What the task asks
Reproduce each line from the records that holds "default".
━━━ Supplied information
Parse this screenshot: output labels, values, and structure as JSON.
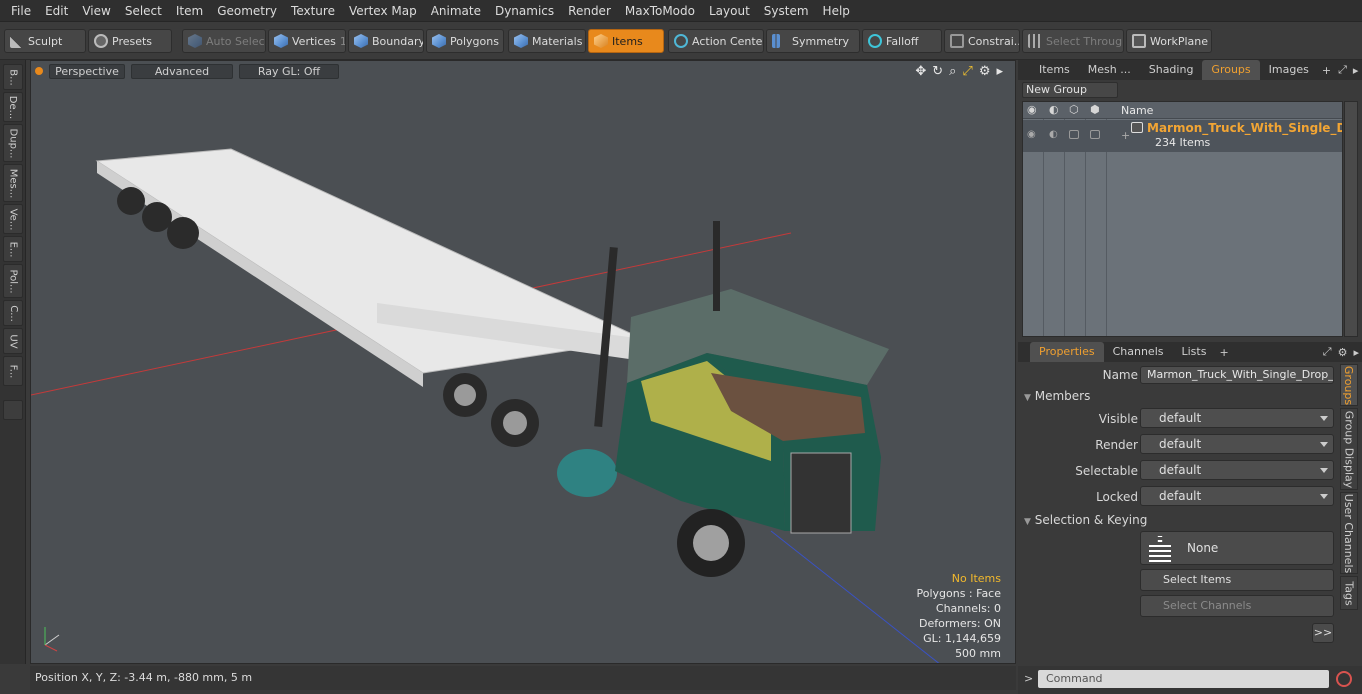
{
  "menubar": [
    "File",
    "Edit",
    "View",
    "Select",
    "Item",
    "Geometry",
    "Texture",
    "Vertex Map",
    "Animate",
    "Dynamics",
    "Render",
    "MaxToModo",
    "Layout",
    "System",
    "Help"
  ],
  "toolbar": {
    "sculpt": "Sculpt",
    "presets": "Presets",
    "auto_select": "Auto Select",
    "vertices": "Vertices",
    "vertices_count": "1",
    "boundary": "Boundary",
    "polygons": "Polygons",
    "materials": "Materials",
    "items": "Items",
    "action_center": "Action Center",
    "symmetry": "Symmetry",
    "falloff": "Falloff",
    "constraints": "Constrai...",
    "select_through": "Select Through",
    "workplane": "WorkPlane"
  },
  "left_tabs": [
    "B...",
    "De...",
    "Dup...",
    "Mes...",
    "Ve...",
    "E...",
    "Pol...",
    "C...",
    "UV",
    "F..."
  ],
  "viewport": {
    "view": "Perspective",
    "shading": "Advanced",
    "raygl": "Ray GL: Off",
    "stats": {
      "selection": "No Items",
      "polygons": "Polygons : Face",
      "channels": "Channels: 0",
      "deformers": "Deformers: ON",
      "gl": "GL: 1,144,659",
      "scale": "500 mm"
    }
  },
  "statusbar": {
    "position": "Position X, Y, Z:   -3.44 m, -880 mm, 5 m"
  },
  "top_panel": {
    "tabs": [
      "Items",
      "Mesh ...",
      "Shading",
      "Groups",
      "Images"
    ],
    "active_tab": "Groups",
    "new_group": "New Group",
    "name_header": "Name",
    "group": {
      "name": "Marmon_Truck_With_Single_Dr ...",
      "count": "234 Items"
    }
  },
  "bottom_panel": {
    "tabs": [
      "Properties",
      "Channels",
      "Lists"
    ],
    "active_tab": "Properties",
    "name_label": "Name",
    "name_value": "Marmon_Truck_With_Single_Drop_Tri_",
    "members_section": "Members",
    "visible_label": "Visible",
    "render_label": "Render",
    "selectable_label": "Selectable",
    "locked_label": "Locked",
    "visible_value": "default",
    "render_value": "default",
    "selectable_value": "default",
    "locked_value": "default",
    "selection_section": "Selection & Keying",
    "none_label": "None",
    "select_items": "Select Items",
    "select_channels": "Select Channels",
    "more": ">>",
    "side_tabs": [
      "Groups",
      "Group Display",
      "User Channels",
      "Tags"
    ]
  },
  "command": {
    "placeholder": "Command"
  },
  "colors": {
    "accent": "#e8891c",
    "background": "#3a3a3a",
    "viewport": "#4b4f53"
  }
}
━━━━━━
Exercise response
    "visible_value": "default",
    "render_value": "default",
    "selectable_value": "default",
    "locked_value": "default",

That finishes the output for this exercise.